>> start

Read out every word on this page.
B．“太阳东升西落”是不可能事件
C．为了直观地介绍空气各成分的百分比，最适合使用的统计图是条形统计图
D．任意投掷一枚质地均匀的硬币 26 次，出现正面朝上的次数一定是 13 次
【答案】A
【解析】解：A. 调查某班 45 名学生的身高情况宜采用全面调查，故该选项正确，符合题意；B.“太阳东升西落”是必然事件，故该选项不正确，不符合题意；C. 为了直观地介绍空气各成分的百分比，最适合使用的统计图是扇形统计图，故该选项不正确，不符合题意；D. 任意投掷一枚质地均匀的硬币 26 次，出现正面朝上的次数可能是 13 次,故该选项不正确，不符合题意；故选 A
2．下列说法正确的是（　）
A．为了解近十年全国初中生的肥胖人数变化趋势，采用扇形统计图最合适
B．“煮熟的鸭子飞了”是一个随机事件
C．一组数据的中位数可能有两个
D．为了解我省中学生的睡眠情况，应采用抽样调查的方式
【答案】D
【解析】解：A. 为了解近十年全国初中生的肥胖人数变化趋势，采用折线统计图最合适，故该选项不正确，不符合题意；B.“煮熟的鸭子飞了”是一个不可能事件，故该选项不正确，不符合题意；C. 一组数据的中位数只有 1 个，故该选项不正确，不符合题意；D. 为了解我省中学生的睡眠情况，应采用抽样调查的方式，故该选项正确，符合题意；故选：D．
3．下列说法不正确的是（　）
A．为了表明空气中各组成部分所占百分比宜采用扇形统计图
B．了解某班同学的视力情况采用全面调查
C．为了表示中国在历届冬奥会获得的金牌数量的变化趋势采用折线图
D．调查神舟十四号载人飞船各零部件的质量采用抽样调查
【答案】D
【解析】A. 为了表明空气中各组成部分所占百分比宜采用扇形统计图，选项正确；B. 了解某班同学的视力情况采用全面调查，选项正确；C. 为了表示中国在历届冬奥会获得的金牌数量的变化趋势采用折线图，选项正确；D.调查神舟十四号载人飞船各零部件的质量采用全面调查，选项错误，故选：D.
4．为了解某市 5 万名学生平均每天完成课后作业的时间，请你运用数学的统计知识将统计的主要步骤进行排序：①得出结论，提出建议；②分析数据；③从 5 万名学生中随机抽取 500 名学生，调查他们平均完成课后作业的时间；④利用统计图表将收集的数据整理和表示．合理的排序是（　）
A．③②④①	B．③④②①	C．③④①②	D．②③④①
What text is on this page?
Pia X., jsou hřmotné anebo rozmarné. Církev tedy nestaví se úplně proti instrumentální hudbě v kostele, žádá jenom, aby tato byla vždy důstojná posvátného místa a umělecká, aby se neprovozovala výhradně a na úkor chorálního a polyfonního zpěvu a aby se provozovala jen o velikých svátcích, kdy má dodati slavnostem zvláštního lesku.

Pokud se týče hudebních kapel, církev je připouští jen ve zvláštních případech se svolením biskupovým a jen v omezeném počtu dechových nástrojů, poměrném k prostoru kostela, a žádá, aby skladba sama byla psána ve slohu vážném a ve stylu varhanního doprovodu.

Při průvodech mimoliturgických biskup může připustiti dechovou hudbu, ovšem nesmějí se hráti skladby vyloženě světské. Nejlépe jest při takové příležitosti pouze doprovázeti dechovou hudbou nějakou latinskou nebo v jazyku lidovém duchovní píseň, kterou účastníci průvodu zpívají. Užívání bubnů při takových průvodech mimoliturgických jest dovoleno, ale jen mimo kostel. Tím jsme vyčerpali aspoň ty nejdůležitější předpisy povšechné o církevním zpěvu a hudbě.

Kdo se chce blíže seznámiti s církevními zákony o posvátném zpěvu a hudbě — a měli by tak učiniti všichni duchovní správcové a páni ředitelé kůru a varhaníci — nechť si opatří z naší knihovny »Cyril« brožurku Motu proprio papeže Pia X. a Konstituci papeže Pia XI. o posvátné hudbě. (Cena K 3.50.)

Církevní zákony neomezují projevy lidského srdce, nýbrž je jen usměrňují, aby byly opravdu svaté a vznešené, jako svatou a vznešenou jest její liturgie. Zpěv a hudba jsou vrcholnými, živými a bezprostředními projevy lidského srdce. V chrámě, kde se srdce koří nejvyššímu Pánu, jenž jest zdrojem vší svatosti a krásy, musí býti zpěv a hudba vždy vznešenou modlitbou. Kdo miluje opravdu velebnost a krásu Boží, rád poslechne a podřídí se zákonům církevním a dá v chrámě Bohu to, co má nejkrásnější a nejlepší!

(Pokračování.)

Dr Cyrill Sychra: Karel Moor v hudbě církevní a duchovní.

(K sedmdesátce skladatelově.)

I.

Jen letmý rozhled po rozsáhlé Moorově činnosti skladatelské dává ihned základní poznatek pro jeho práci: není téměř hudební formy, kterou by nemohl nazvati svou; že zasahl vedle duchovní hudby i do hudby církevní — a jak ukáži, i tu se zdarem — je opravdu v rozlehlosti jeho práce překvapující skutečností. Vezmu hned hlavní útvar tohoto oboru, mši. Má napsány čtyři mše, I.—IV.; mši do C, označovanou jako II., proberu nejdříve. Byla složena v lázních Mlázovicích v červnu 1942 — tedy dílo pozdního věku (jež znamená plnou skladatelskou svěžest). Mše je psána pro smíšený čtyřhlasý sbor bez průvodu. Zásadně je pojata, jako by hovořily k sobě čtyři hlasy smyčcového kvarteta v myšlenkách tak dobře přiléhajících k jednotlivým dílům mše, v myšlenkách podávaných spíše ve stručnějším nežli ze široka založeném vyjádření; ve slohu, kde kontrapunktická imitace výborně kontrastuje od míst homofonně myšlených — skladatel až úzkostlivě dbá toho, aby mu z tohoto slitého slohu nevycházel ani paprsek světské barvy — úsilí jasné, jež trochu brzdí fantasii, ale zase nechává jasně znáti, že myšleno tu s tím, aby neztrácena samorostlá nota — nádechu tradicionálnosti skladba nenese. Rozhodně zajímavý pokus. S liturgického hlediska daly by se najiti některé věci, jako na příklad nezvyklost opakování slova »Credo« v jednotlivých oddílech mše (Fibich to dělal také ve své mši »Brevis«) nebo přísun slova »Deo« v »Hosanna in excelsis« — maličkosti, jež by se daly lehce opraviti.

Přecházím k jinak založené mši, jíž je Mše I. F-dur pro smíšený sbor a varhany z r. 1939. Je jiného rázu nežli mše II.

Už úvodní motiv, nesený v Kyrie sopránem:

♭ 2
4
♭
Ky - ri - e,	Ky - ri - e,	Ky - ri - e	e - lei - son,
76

>> end

# [SHORT EXERCISE]
Extract the complete listing above, reproducing each line exactly.

# [FINISHED EXERCISE]
Read out every word on this page.
B．“太阳东升西落”是不可能事件
C．为了直观地介绍空气各成分的百分比，最适合使用的统计图是条形统计图
D．任意投掷一枚质地均匀的硬币 26 次，出现正面朝上的次数一定是 13 次
【答案】A
【解析】解：A. 调查某班 45 名学生的身高情况宜采用全面调查，故该选项正确，符合题意；B.“太阳东升西落”是必然事件，故该选项不正确，不符合题意；C. 为了直观地介绍空气各成分的百分比，最适合使用的统计图是扇形统计图，故该选项不正确，不符合题意；D. 任意投掷一枚质地均匀的硬币 26 次，出现正面朝上的次数可能是 13 次,故该选项不正确，不符合题意；故选 A
2．下列说法正确的是（　）
A．为了解近十年全国初中生的肥胖人数变化趋势，采用扇形统计图最合适
B．“煮熟的鸭子飞了”是一个随机事件
C．一组数据的中位数可能有两个
D．为了解我省中学生的睡眠情况，应采用抽样调查的方式
【答案】D
【解析】解：A. 为了解近十年全国初中生的肥胖人数变化趋势，采用折线统计图最合适，故该选项不正确，不符合题意；B.“煮熟的鸭子飞了”是一个不可能事件，故该选项不正确，不符合题意；C. 一组数据的中位数只有 1 个，故该选项不正确，不符合题意；D. 为了解我省中学生的睡眠情况，应采用抽样调查的方式，故该选项正确，符合题意；故选：D．
3．下列说法不正确的是（　）
A．为了表明空气中各组成部分所占百分比宜采用扇形统计图
B．了解某班同学的视力情况采用全面调查
C．为了表示中国在历届冬奥会获得的金牌数量的变化趋势采用折线图
D．调查神舟十四号载人飞船各零部件的质量采用抽样调查
【答案】D
【解析】A. 为了表明空气中各组成部分所占百分比宜采用扇形统计图，选项正确；B. 了解某班同学的视力情况采用全面调查，选项正确；C. 为了表示中国在历届冬奥会获得的金牌数量的变化趋势采用折线图，选项正确；D.调查神舟十四号载人飞船各零部件的质量采用全面调查，选项错误，故选：D.
4．为了解某市 5 万名学生平均每天完成课后作业的时间，请你运用数学的统计知识将统计的主要步骤进行排序：①得出结论，提出建议；②分析数据；③从 5 万名学生中随机抽取 500 名学生，调查他们平均完成课后作业的时间；④利用统计图表将收集的数据整理和表示．合理的排序是（　）
A．③②④①	B．③④②①	C．③④①②	D．②③④①
What text is on this page?
Pia X., jsou hřmotné anebo rozmarné. Církev tedy nestaví se úplně proti instrumentální hudbě v kostele, žádá jenom, aby tato byla vždy důstojná posvátného místa a umělecká, aby se neprovozovala výhradně a na úkor chorálního a polyfonního zpěvu a aby se provozovala jen o velikých svátcích, kdy má dodati slavnostem zvláštního lesku.

Pokud se týče hudebních kapel, církev je připouští jen ve zvláštních případech se svolením biskupovým a jen v omezeném počtu dechových nástrojů, poměrném k prostoru kostela, a žádá, aby skladba sama byla psána ve slohu vážném a ve stylu varhanního doprovodu.

Při průvodech mimoliturgických biskup může připustiti dechovou hudbu, ovšem nesmějí se hráti skladby vyloženě světské. Nejlépe jest při takové příležitosti pouze doprovázeti dechovou hudbou nějakou latinskou nebo v jazyku lidovém duchovní píseň, kterou účastníci průvodu zpívají. Užívání bubnů při takových průvodech mimoliturgických jest dovoleno, ale jen mimo kostel. Tím jsme vyčerpali aspoň ty nejdůležitější předpisy povšechné o církevním zpěvu a hudbě.

Kdo se chce blíže seznámiti s církevními zákony o posvátném zpěvu a hudbě — a měli by tak učiniti všichni duchovní správcové a páni ředitelé kůru a varhaníci — nechť si opatří z naší knihovny »Cyril« brožurku Motu proprio papeže Pia X. a Konstituci papeže Pia XI. o posvátné hudbě. (Cena K 3.50.)

Církevní zákony neomezují projevy lidského srdce, nýbrž je jen usměrňují, aby byly opravdu svaté a vznešené, jako svatou a vznešenou jest její liturgie. Zpěv a hudba jsou vrcholnými, živými a bezprostředními projevy lidského srdce. V chrámě, kde se srdce koří nejvyššímu Pánu, jenž jest zdrojem vší svatosti a krásy, musí býti zpěv a hudba vždy vznešenou modlitbou. Kdo miluje opravdu velebnost a krásu Boží, rád poslechne a podřídí se zákonům církevním a dá v chrámě Bohu to, co má nejkrásnější a nejlepší!

(Pokračování.)

Dr Cyrill Sychra: Karel Moor v hudbě církevní a duchovní.

(K sedmdesátce skladatelově.)

I.

Jen letmý rozhled po rozsáhlé Moorově činnosti skladatelské dává ihned základní poznatek pro jeho práci: není téměř hudební formy, kterou by nemohl nazvati svou; že zasahl vedle duchovní hudby i do hudby církevní — a jak ukáži, i tu se zdarem — je opravdu v rozlehlosti jeho práce překvapující skutečností. Vezmu hned hlavní útvar tohoto oboru, mši. Má napsány čtyři mše, I.—IV.; mši do C, označovanou jako II., proberu nejdříve. Byla složena v lázních Mlázovicích v červnu 1942 — tedy dílo pozdního věku (jež znamená plnou skladatelskou svěžest). Mše je psána pro smíšený čtyřhlasý sbor bez průvodu. Zásadně je pojata, jako by hovořily k sobě čtyři hlasy smyčcového kvarteta v myšlenkách tak dobře přiléhajících k jednotlivým dílům mše, v myšlenkách podávaných spíše ve stručnějším nežli ze široka založeném vyjádření; ve slohu, kde kontrapunktická imitace výborně kontrastuje od míst homofonně myšlených — skladatel až úzkostlivě dbá toho, aby mu z tohoto slitého slohu nevycházel ani paprsek světské barvy — úsilí jasné, jež trochu brzdí fantasii, ale zase nechává jasně znáti, že myšleno tu s tím, aby neztrácena samorostlá nota — nádechu tradicionálnosti skladba nenese. Rozhodně zajímavý pokus. S liturgického hlediska daly by se najiti některé věci, jako na příklad nezvyklost opakování slova »Credo« v jednotlivých oddílech mše (Fibich to dělal také ve své mši »Brevis«) nebo přísun slova »Deo« v »Hosanna in excelsis« — maličkosti, jež by se daly lehce opraviti.

Přecházím k jinak založené mši, jíž je Mše I. F-dur pro smíšený sbor a varhany z r. 1939. Je jiného rázu nežli mše II.

Už úvodní motiv, nesený v Kyrie sopránem:

♭ 2
4
♭
Ky - ri - e,	Ky - ri - e,	Ky - ri - e	e - lei - son,
76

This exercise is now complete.